Short task:
Below is a block of records; repeat each one exactly.

Data records:
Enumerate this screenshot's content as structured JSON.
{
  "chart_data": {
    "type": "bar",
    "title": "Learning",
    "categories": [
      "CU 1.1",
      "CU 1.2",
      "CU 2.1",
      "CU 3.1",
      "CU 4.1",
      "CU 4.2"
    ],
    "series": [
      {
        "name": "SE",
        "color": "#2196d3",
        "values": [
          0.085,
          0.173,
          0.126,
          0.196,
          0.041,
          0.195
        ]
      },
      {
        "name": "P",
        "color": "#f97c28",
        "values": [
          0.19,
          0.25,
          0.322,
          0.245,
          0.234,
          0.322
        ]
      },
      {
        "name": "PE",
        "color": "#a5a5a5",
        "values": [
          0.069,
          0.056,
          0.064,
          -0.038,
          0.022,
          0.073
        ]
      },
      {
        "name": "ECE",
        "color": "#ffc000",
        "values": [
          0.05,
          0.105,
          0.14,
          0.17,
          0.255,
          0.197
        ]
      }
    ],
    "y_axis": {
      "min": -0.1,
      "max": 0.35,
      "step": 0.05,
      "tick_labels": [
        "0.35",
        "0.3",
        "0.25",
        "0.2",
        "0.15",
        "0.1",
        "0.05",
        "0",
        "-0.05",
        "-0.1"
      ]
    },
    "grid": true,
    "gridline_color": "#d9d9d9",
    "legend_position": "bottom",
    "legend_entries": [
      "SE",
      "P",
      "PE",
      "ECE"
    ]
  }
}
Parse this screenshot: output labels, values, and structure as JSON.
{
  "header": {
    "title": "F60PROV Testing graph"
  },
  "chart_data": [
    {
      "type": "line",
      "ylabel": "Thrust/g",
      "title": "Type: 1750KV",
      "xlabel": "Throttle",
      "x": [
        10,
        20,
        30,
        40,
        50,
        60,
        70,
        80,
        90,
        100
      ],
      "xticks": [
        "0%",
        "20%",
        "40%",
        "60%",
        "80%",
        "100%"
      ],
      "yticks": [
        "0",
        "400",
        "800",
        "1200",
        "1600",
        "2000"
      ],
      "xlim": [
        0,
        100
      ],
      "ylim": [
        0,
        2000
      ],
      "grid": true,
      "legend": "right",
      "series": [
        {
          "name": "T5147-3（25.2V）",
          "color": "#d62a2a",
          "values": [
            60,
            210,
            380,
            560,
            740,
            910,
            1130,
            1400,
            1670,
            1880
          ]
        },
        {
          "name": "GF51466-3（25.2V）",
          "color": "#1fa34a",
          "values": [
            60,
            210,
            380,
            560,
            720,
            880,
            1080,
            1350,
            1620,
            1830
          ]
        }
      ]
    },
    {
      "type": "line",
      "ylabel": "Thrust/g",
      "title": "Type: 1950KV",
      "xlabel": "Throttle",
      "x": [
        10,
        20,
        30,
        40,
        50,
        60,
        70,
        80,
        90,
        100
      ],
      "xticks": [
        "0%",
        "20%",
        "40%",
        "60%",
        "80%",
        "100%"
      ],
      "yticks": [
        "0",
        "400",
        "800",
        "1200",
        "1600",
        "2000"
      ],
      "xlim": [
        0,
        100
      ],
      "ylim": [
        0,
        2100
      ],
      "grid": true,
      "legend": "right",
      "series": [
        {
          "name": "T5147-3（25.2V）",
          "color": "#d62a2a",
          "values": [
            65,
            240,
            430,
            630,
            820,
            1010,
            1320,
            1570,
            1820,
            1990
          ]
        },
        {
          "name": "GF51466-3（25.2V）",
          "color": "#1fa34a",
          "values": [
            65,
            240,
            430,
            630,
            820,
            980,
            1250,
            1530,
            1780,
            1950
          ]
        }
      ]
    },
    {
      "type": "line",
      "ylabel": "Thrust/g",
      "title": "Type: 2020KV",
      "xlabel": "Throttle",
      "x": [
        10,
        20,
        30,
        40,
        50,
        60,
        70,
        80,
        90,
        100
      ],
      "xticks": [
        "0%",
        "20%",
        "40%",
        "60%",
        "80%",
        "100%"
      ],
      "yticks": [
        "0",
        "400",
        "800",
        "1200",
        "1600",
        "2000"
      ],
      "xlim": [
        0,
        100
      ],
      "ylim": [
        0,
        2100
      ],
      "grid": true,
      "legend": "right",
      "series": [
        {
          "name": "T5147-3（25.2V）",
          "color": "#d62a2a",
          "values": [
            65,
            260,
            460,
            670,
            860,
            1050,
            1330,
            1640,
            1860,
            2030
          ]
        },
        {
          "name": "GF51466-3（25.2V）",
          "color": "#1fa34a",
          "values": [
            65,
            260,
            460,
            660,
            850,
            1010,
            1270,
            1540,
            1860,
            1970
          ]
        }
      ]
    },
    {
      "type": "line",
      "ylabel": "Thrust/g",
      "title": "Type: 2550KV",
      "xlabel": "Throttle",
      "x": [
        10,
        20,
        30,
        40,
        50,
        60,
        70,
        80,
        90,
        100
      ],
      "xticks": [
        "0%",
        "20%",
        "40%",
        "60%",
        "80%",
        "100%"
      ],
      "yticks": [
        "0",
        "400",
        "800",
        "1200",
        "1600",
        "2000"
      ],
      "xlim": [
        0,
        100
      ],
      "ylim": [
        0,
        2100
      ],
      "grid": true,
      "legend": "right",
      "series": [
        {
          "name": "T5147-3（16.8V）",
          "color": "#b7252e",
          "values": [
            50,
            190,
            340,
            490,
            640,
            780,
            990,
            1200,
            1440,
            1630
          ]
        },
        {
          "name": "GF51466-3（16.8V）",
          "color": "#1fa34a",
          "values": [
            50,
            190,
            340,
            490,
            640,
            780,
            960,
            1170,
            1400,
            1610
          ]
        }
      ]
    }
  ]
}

Response for this exercise:
Enumerate this screenshot's content as structured JSON.
{
  "chart_data": {
    "type": "bar",
    "title": "Learning",
    "categories": [
      "CU 1.1",
      "CU 1.2",
      "CU 2.1",
      "CU 3.1",
      "CU 4.1",
      "CU 4.2"
    ],
    "series": [
      {
        "name": "SE",
        "color": "#2196d3",
        "values": [
          0.085,
          0.173,
          0.126,
          0.196,
          0.041,
          0.195
        ]
      },
      {
        "name": "P",
        "color": "#f97c28",
        "values": [
          0.19,
          0.25,
          0.322,
          0.245,
          0.234,
          0.322
        ]
      },
      {
        "name": "PE",
        "color": "#a5a5a5",
        "values": [
          0.069,
          0.056,
          0.064,
          -0.038,
          0.022,
          0.073
        ]
      },
      {
        "name": "ECE",
        "color": "#ffc000",
        "values": [
          0.05,
          0.105,
          0.14,
          0.17,
          0.255,
          0.197
        ]
      }
    ],
    "y_axis": {
      "min": -0.1,
      "max": 0.35,
      "step": 0.05,
      "tick_labels": [
        "0.35",
        "0.3",
        "0.25",
        "0.2",
        "0.15",
        "0.1",
        "0.05",
        "0",
        "-0.05",
        "-0.1"
      ]
    },
    "grid": true,
    "gridline_color": "#d9d9d9",
    "legend_position": "bottom",
    "legend_entries": [
      "SE",
      "P",
      "PE",
      "ECE"
    ]
  }
}
Parse this screenshot: output labels, values, and structure as JSON.
{
  "header": {
    "title": "F60PROV Testing graph"
  },
  "chart_data": [
    {
      "type": "line",
      "ylabel": "Thrust/g",
      "title": "Type: 1750KV",
      "xlabel": "Throttle",
      "x": [
        10,
        20,
        30,
        40,
        50,
        60,
        70,
        80,
        90,
        100
      ],
      "xticks": [
        "0%",
        "20%",
        "40%",
        "60%",
        "80%",
        "100%"
      ],
      "yticks": [
        "0",
        "400",
        "800",
        "1200",
        "1600",
        "2000"
      ],
      "xlim": [
        0,
        100
      ],
      "ylim": [
        0,
        2000
      ],
      "grid": true,
      "legend": "right",
      "series": [
        {
          "name": "T5147-3（25.2V）",
          "color": "#d62a2a",
          "values": [
            60,
            210,
            380,
            560,
            740,
            910,
            1130,
            1400,
            1670,
            1880
          ]
        },
        {
          "name": "GF51466-3（25.2V）",
          "color": "#1fa34a",
          "values": [
            60,
            210,
            380,
            560,
            720,
            880,
            1080,
            1350,
            1620,
            1830
          ]
        }
      ]
    },
    {
      "type": "line",
      "ylabel": "Thrust/g",
      "title": "Type: 1950KV",
      "xlabel": "Throttle",
      "x": [
        10,
        20,
        30,
        40,
        50,
        60,
        70,
        80,
        90,
        100
      ],
      "xticks": [
        "0%",
        "20%",
        "40%",
        "60%",
        "80%",
        "100%"
      ],
      "yticks": [
        "0",
        "400",
        "800",
        "1200",
        "1600",
        "2000"
      ],
      "xlim": [
        0,
        100
      ],
      "ylim": [
        0,
        2100
      ],
      "grid": true,
      "legend": "right",
      "series": [
        {
          "name": "T5147-3（25.2V）",
          "color": "#d62a2a",
          "values": [
            65,
            240,
            430,
            630,
            820,
            1010,
            1320,
            1570,
            1820,
            1990
          ]
        },
        {
          "name": "GF51466-3（25.2V）",
          "color": "#1fa34a",
          "values": [
            65,
            240,
            430,
            630,
            820,
            980,
            1250,
            1530,
            1780,
            1950
          ]
        }
      ]
    },
    {
      "type": "line",
      "ylabel": "Thrust/g",
      "title": "Type: 2020KV",
      "xlabel": "Throttle",
      "x": [
        10,
        20,
        30,
        40,
        50,
        60,
        70,
        80,
        90,
        100
      ],
      "xticks": [
        "0%",
        "20%",
        "40%",
        "60%",
        "80%",
        "100%"
      ],
      "yticks": [
        "0",
        "400",
        "800",
        "1200",
        "1600",
        "2000"
      ],
      "xlim": [
        0,
        100
      ],
      "ylim": [
        0,
        2100
      ],
      "grid": true,
      "legend": "right",
      "series": [
        {
          "name": "T5147-3（25.2V）",
          "color": "#d62a2a",
          "values": [
            65,
            260,
            460,
            670,
            860,
            1050,
            1330,
            1640,
            1860,
            2030
          ]
        },
        {
          "name": "GF51466-3（25.2V）",
          "color": "#1fa34a",
          "values": [
            65,
            260,
            460,
            660,
            850,
            1010,
            1270,
            1540,
            1860,
            1970
          ]
        }
      ]
    },
    {
      "type": "line",
      "ylabel": "Thrust/g",
      "title": "Type: 2550KV",
      "xlabel": "Throttle",
      "x": [
        10,
        20,
        30,
        40,
        50,
        60,
        70,
        80,
        90,
        100
      ],
      "xticks": [
        "0%",
        "20%",
        "40%",
        "60%",
        "80%",
        "100%"
      ],
      "yticks": [
        "0",
        "400",
        "800",
        "1200",
        "1600",
        "2000"
      ],
      "xlim": [
        0,
        100
      ],
      "ylim": [
        0,
        2100
      ],
      "grid": true,
      "legend": "right",
      "series": [
        {
          "name": "T5147-3（16.8V）",
          "color": "#b7252e",
          "values": [
            50,
            190,
            340,
            490,
            640,
            780,
            990,
            1200,
            1440,
            1630
          ]
        },
        {
          "name": "GF51466-3（16.8V）",
          "color": "#1fa34a",
          "values": [
            50,
            190,
            340,
            490,
            640,
            780,
            960,
            1170,
            1400,
            1610
          ]
        }
      ]
    }
  ]
}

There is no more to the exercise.